## Begin

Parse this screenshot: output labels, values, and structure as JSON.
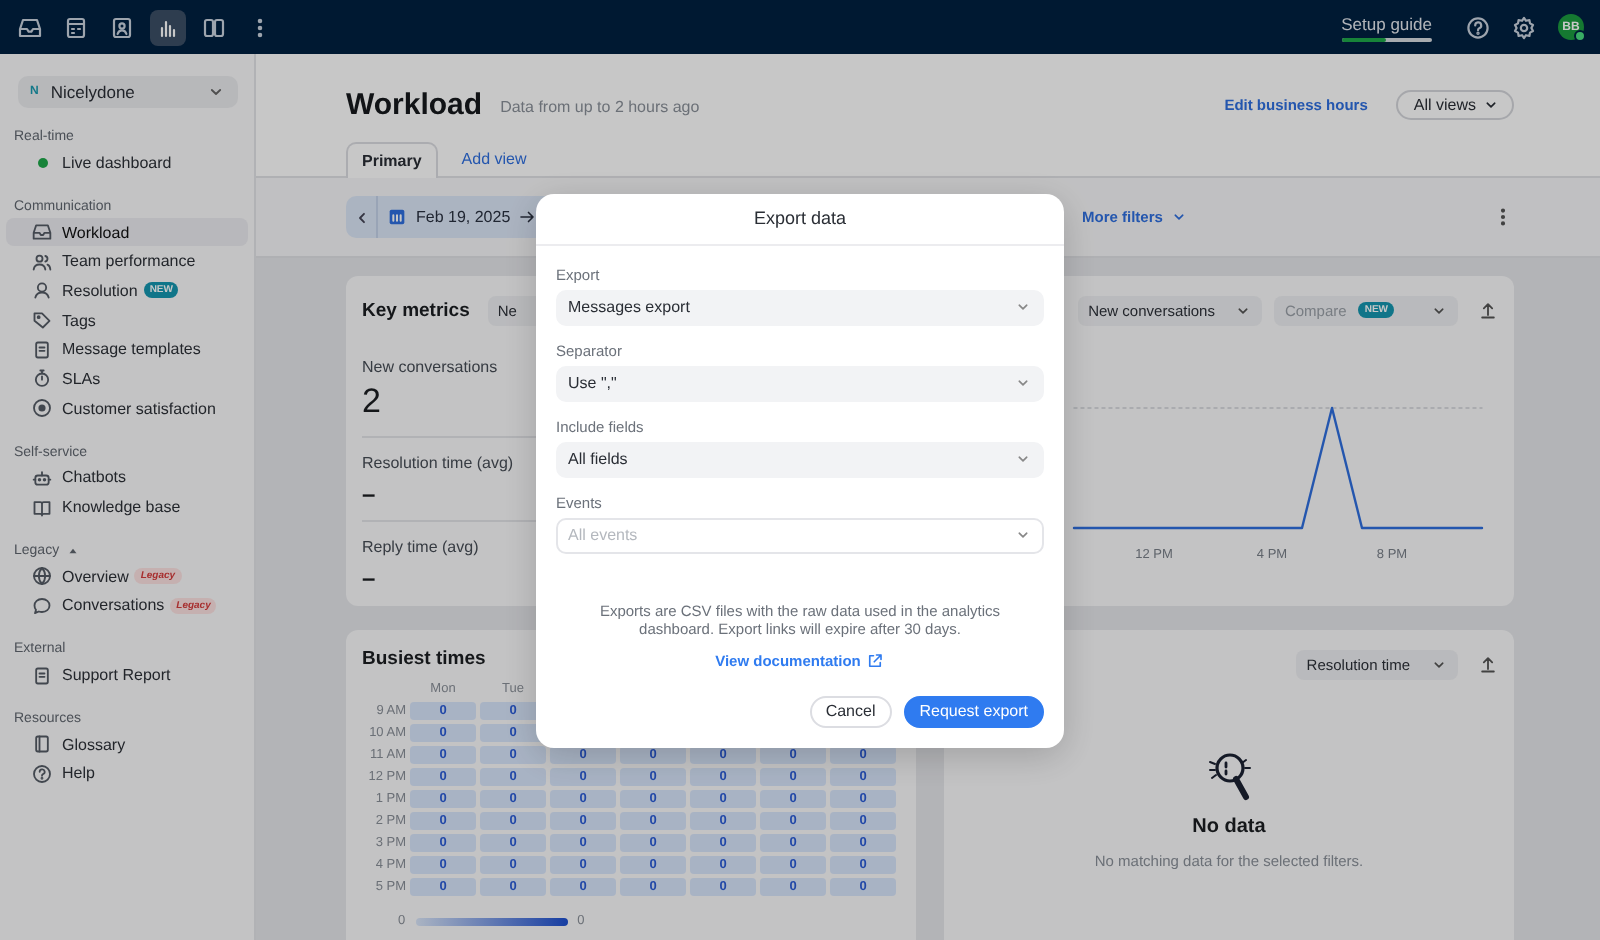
{
  "top_bar": {
    "apps": [
      {
        "selected": false
      },
      {
        "selected": false
      },
      {
        "selected": false
      },
      {
        "selected": true
      },
      {
        "selected": false
      }
    ],
    "setup_guide": {
      "label": "Setup guide",
      "level": 0.5
    },
    "avatar": {
      "initials": "BB"
    }
  },
  "sidebar": {
    "workspace": {
      "initial": "N",
      "name": "Nicelydone"
    },
    "sections": [
      {
        "title": "Real-time",
        "items": [
          {
            "label": "Live dashboard",
            "kind": "status",
            "selected": false
          }
        ]
      },
      {
        "title": "Communication",
        "items": [
          {
            "label": "Workload",
            "kind": "link",
            "selected": true
          },
          {
            "label": "Team performance",
            "kind": "link",
            "selected": false
          },
          {
            "label": "Resolution",
            "kind": "link",
            "selected": false,
            "badge": {
              "text": "NEW",
              "kind": "new"
            }
          },
          {
            "label": "Tags",
            "kind": "link",
            "selected": false
          },
          {
            "label": "Message templates",
            "kind": "link",
            "selected": false
          },
          {
            "label": "SLAs",
            "kind": "link",
            "selected": false
          },
          {
            "label": "Customer satisfaction",
            "kind": "link",
            "selected": false
          }
        ]
      },
      {
        "title": "Self-service",
        "items": [
          {
            "label": "Chatbots",
            "kind": "link",
            "selected": false
          },
          {
            "label": "Knowledge base",
            "kind": "link",
            "selected": false
          }
        ]
      },
      {
        "title": "Legacy",
        "expanded": true,
        "items": [
          {
            "label": "Overview",
            "kind": "link",
            "selected": false,
            "badge": {
              "text": "Legacy",
              "kind": "legacy"
            }
          },
          {
            "label": "Conversations",
            "kind": "link",
            "selected": false,
            "badge": {
              "text": "Legacy",
              "kind": "legacy"
            }
          }
        ]
      },
      {
        "title": "External",
        "items": [
          {
            "label": "Support Report",
            "kind": "link",
            "selected": false
          }
        ]
      },
      {
        "title": "Resources",
        "items": [
          {
            "label": "Glossary",
            "kind": "link",
            "selected": false
          },
          {
            "label": "Help",
            "kind": "link",
            "selected": false
          }
        ]
      }
    ]
  },
  "header": {
    "title": "Workload",
    "subtitle": "Data from up to 2 hours ago",
    "link": "Edit business hours",
    "views_button": "All views"
  },
  "tabs": [
    {
      "label": "Primary",
      "selected": true
    }
  ],
  "add_view_link": "Add view",
  "filters": {
    "date": "Feb 19, 2025",
    "more_filters": "More filters"
  },
  "metrics_card": {
    "title": "Key metrics",
    "selector": "Ne",
    "metrics": [
      {
        "label": "New conversations",
        "value": "2"
      },
      {
        "label": "Resolution time (avg)",
        "value": "–"
      },
      {
        "label": "Reply time (avg)",
        "value": "–"
      }
    ],
    "chart": {
      "metric_select": "New conversations",
      "compare": {
        "label": "Compare",
        "badge": "NEW",
        "disabled": true
      },
      "x_labels": [
        "12 PM",
        "4 PM",
        "8 PM"
      ]
    }
  },
  "busiest_card": {
    "title": "Busiest times",
    "columns": [
      "Mon",
      "Tue"
    ],
    "rows": [
      {
        "label": "9 AM",
        "cells": [
          "0",
          "0"
        ]
      },
      {
        "label": "10 AM",
        "cells": [
          "0",
          "0"
        ]
      },
      {
        "label": "11 AM",
        "cells": [
          "0",
          "0",
          "0",
          "0",
          "0",
          "0",
          "0"
        ]
      },
      {
        "label": "12 PM",
        "cells": [
          "0",
          "0",
          "0",
          "0",
          "0",
          "0",
          "0"
        ]
      },
      {
        "label": "1 PM",
        "cells": [
          "0",
          "0",
          "0",
          "0",
          "0",
          "0",
          "0"
        ]
      },
      {
        "label": "2 PM",
        "cells": [
          "0",
          "0",
          "0",
          "0",
          "0",
          "0",
          "0"
        ]
      },
      {
        "label": "3 PM",
        "cells": [
          "0",
          "0",
          "0",
          "0",
          "0",
          "0",
          "0"
        ]
      },
      {
        "label": "4 PM",
        "cells": [
          "0",
          "0",
          "0",
          "0",
          "0",
          "0",
          "0"
        ]
      },
      {
        "label": "5 PM",
        "cells": [
          "0",
          "0",
          "0",
          "0",
          "0",
          "0",
          "0"
        ]
      }
    ],
    "legend": {
      "min": "0",
      "max": "0"
    }
  },
  "resolution_card": {
    "select": "Resolution time",
    "empty_title": "No data",
    "empty_text": "No matching data for the selected filters."
  },
  "dialog": {
    "title": "Export data",
    "fields": [
      {
        "label": "Export",
        "value": "Messages export",
        "disabled": false
      },
      {
        "label": "Separator",
        "value": "Use \",\"",
        "disabled": false
      },
      {
        "label": "Include fields",
        "value": "All fields",
        "disabled": false
      },
      {
        "label": "Events",
        "placeholder": "All events",
        "disabled": true
      }
    ],
    "note": "Exports are CSV files with the raw data used in the analytics dashboard. Export links will expire after 30 days.",
    "doc_link": "View documentation",
    "buttons": [
      {
        "label": "Cancel",
        "kind": "secondary"
      },
      {
        "label": "Request export",
        "kind": "primary"
      }
    ]
  }
}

## End

-- Brief --
Copy out all lines above that include the string "filters".

-- Response below --
  "filters": {
    "more_filters": "More filters"
    "empty_text": "No matching data for the selected filters."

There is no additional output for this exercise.